TASK PROMPT –
In the entries below, find every line holding the string "Total" and collect it.

--- START DATA IN THIS EXERCISE ---

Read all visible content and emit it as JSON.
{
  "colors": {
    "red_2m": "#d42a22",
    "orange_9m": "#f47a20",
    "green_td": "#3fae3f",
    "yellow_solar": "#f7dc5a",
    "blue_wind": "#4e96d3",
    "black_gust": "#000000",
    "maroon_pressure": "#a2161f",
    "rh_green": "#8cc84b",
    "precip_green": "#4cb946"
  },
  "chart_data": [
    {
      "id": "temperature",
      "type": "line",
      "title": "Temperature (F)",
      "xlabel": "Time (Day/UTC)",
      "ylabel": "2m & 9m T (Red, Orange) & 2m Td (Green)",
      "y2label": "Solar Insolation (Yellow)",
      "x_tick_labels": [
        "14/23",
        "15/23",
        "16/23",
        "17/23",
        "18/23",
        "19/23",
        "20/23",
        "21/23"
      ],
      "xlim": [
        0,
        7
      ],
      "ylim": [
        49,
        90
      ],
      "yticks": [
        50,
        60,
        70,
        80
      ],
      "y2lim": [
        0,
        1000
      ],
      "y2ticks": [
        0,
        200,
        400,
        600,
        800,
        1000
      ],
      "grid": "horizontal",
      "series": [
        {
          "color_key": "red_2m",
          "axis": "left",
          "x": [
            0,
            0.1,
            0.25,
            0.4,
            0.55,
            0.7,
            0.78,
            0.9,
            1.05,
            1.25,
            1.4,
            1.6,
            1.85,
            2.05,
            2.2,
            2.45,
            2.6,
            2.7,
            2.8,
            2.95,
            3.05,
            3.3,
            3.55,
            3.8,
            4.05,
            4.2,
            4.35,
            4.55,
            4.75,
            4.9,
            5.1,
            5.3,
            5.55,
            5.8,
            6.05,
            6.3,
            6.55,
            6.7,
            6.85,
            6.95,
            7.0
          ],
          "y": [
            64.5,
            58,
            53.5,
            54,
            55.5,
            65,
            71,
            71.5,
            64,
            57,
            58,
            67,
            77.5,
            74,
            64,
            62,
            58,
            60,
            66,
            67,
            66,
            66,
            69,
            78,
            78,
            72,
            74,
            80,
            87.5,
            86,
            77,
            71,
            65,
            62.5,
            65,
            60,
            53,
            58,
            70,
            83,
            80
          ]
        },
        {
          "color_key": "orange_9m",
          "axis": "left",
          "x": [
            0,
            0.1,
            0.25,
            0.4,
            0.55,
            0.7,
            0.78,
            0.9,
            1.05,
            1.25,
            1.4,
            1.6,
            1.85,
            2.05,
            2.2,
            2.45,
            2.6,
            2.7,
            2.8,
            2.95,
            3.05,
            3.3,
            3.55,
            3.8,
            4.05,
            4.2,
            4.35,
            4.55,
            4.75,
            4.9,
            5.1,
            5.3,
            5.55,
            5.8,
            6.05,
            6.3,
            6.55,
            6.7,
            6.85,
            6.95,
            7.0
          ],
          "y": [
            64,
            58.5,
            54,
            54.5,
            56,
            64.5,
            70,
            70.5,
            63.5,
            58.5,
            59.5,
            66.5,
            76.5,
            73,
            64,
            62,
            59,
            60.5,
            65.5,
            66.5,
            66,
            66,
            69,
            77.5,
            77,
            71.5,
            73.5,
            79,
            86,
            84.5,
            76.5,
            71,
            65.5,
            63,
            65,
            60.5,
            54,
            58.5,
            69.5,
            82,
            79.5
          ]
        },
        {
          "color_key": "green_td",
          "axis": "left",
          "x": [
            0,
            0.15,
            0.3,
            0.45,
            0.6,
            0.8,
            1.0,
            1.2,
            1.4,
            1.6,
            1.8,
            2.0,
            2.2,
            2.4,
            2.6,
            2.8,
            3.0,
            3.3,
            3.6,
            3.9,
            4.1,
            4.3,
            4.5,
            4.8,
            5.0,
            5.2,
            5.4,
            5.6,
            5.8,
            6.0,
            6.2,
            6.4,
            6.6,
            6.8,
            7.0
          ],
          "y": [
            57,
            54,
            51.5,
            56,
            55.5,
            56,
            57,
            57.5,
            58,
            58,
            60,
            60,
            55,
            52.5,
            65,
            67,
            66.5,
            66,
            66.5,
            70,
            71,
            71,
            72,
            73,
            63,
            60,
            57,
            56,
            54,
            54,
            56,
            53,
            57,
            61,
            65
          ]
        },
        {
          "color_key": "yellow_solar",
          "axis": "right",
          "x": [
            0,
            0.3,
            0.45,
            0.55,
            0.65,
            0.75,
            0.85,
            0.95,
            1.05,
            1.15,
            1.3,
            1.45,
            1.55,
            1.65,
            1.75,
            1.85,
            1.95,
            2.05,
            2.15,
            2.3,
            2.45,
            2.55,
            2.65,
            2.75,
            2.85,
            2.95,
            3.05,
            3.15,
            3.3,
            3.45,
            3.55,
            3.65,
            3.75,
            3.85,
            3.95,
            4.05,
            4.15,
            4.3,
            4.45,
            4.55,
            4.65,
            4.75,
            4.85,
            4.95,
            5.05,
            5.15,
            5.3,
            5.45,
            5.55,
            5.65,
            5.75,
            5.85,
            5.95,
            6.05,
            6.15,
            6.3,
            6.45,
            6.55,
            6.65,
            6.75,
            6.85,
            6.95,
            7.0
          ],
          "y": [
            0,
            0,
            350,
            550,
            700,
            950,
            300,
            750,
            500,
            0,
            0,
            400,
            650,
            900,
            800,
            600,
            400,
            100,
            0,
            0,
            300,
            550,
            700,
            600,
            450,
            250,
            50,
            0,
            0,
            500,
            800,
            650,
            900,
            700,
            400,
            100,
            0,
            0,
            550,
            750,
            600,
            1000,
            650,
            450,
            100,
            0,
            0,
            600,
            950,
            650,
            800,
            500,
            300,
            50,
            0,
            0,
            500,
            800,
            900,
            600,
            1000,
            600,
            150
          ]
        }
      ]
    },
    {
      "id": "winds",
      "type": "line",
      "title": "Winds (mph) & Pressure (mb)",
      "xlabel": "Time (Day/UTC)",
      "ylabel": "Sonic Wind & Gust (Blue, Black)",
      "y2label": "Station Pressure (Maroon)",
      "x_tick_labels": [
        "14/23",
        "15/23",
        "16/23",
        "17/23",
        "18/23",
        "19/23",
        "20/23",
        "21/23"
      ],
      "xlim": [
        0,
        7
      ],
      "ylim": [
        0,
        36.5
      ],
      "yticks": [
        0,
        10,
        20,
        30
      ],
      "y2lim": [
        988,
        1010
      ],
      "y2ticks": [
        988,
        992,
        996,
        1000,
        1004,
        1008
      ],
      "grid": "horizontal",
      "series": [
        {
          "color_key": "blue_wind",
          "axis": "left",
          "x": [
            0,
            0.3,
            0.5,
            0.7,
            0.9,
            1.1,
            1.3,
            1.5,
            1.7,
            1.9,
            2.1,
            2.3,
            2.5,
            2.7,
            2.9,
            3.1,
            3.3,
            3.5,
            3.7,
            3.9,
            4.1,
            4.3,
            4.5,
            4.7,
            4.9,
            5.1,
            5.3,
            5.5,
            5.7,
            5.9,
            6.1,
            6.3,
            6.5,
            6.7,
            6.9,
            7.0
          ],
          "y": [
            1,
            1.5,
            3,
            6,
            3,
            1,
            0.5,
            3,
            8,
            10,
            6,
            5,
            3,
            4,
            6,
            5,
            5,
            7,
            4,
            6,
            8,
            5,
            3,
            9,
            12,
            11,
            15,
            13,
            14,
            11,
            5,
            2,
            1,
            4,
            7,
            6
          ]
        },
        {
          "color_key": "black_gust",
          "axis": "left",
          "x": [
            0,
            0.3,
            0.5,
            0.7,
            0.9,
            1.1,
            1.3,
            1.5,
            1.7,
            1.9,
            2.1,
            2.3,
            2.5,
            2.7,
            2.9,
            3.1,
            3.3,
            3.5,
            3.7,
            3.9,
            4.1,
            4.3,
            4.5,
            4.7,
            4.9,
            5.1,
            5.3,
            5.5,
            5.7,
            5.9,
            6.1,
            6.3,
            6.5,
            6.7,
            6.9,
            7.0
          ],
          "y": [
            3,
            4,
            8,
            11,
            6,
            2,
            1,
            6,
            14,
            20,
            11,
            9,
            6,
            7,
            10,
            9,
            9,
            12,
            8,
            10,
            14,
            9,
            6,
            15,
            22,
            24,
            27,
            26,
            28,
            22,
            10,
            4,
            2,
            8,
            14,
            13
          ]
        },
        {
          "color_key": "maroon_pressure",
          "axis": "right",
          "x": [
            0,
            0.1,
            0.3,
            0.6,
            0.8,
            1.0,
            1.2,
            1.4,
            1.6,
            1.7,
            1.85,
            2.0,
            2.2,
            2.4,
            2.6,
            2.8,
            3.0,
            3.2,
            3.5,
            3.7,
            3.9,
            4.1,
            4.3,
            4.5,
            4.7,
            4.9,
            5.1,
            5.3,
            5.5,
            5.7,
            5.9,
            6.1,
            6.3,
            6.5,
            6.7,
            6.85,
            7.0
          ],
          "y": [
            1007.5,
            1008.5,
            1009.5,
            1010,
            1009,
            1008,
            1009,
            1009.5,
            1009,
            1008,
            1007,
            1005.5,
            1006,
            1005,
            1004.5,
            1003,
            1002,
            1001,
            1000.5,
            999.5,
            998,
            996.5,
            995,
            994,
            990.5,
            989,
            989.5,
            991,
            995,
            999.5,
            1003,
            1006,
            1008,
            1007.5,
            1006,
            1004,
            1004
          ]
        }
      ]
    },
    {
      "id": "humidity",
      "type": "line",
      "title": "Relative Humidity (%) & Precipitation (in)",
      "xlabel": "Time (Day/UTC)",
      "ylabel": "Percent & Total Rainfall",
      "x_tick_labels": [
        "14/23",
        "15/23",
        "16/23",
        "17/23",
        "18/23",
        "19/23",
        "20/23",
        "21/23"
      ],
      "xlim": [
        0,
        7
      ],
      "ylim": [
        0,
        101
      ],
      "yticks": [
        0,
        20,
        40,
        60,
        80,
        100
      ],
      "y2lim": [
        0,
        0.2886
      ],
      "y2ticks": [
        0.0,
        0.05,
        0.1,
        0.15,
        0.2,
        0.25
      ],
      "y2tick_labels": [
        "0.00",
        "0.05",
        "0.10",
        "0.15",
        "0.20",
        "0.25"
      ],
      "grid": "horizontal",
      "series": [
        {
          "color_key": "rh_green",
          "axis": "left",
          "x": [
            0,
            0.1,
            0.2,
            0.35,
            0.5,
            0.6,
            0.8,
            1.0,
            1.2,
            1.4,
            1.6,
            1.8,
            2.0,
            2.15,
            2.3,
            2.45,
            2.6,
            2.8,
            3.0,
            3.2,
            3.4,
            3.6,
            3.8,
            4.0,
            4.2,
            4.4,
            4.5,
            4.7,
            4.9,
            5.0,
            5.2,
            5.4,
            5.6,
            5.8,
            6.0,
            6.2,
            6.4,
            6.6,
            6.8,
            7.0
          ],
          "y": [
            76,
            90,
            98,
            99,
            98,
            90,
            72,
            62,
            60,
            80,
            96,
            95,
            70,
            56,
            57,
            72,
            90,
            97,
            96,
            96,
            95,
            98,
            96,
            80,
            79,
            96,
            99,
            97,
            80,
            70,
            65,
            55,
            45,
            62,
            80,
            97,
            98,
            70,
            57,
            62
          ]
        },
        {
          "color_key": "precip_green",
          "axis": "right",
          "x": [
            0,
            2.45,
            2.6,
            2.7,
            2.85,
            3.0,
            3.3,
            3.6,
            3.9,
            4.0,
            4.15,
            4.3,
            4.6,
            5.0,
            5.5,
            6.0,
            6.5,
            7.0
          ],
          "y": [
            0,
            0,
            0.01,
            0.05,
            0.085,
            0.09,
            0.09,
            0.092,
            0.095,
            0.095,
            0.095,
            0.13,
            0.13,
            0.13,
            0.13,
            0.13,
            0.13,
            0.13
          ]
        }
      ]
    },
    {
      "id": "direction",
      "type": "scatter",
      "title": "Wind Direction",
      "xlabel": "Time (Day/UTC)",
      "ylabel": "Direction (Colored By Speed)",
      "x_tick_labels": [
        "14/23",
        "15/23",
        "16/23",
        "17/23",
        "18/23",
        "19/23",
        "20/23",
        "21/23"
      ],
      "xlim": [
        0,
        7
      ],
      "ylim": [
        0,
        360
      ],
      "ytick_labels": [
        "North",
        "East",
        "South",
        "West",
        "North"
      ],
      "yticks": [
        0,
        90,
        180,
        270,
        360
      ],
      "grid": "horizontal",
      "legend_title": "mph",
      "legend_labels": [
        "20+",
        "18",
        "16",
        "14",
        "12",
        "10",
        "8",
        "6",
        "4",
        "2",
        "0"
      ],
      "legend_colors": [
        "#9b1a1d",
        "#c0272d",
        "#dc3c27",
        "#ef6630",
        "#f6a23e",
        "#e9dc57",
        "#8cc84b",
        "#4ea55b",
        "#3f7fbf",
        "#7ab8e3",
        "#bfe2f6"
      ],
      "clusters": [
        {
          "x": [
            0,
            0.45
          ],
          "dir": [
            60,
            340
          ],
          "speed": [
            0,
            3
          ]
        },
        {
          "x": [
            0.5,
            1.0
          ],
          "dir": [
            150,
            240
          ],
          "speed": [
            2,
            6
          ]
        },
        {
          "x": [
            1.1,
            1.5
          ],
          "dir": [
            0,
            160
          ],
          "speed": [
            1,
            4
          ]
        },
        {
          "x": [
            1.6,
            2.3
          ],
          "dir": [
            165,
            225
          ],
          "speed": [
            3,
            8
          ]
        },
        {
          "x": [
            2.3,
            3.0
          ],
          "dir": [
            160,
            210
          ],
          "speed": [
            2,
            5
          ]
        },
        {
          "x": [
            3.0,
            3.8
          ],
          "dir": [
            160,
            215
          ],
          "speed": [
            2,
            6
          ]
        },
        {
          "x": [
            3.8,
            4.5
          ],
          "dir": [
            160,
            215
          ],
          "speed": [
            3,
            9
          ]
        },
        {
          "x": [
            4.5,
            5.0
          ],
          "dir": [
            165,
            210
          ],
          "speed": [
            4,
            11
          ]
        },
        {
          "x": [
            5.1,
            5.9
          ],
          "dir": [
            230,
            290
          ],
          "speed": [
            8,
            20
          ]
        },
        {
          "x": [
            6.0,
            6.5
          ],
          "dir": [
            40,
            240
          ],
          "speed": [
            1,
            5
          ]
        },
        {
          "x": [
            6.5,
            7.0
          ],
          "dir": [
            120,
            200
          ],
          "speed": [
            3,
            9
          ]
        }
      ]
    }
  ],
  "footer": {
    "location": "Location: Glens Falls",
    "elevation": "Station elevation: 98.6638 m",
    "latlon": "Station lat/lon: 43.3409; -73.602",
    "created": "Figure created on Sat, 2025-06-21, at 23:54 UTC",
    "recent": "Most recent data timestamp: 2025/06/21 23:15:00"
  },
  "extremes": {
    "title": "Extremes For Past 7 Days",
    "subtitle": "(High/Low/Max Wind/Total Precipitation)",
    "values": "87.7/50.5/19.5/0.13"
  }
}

--- END DATA IN THIS EXERCISE ---

THE OUTPUT –
      "ylabel": "Percent & Total Rainfall",
    "subtitle": "(High/Low/Max Wind/Total Precipitation)",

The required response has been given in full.